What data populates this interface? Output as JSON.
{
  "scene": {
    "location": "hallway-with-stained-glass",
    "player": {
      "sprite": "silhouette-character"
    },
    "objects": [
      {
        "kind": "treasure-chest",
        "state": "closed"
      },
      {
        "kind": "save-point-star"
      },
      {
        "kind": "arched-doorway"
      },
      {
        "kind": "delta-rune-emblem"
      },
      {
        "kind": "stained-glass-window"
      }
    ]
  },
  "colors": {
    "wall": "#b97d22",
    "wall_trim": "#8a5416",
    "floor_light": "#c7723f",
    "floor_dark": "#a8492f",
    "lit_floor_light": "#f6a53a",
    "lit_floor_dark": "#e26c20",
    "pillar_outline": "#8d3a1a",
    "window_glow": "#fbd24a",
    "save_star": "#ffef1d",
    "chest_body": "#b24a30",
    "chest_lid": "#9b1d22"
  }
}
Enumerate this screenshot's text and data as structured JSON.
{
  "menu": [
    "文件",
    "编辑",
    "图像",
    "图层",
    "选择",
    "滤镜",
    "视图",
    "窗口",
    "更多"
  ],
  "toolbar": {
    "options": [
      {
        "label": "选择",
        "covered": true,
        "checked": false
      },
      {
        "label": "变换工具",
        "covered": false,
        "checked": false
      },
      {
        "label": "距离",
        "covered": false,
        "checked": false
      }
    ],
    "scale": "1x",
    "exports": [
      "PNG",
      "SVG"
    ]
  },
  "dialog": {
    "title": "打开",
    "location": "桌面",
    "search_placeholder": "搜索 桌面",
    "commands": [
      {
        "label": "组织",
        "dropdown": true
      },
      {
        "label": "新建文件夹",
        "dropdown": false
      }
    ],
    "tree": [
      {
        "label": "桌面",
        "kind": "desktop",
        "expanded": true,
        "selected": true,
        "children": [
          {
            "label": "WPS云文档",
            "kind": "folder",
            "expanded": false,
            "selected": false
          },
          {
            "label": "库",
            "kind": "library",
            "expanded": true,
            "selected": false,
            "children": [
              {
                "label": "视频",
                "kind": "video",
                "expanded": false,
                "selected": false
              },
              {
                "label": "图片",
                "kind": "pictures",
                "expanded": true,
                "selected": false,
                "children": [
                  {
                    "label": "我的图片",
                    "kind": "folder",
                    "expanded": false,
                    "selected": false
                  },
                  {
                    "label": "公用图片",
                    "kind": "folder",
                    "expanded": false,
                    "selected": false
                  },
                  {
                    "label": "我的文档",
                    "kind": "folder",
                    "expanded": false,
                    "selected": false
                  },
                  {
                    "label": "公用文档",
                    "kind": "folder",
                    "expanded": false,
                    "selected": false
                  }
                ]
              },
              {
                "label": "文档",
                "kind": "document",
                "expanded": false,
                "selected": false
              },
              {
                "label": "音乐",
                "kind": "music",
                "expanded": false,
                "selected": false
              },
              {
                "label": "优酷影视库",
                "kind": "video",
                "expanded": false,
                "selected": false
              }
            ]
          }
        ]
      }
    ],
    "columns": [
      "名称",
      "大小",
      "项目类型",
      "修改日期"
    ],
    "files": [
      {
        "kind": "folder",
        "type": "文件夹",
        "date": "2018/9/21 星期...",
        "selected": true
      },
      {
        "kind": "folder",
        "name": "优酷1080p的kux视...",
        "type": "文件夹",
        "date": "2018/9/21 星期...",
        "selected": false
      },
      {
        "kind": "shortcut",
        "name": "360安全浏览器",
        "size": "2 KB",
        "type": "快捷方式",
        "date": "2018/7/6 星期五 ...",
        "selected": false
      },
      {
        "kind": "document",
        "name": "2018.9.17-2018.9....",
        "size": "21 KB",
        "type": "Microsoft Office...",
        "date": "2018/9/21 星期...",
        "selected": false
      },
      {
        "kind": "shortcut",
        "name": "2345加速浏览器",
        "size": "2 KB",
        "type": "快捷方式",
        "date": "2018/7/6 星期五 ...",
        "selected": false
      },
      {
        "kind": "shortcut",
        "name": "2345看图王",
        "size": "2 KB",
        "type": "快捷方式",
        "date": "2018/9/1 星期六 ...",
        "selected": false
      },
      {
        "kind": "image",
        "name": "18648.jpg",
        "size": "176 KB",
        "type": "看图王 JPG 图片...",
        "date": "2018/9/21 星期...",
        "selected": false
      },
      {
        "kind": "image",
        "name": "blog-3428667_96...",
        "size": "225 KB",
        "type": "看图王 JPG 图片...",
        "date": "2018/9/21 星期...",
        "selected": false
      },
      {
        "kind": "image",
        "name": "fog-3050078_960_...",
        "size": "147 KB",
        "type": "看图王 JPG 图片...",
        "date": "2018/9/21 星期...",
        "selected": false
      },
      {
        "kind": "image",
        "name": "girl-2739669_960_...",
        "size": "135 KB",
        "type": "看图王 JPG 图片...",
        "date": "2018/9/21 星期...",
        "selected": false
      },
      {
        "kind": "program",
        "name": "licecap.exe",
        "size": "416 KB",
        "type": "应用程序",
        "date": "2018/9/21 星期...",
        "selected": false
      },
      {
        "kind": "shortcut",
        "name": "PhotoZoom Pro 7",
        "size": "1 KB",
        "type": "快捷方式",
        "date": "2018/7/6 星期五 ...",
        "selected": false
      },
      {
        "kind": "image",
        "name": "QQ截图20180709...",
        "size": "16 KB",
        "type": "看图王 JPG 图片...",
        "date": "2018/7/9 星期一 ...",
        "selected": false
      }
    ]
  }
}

## Exercise objective
Read the entries and pick out all lines that include the word "glass".

## Answer to this exercise
    "location": "hallway-with-stained-glass",
        "kind": "stained-glass-window"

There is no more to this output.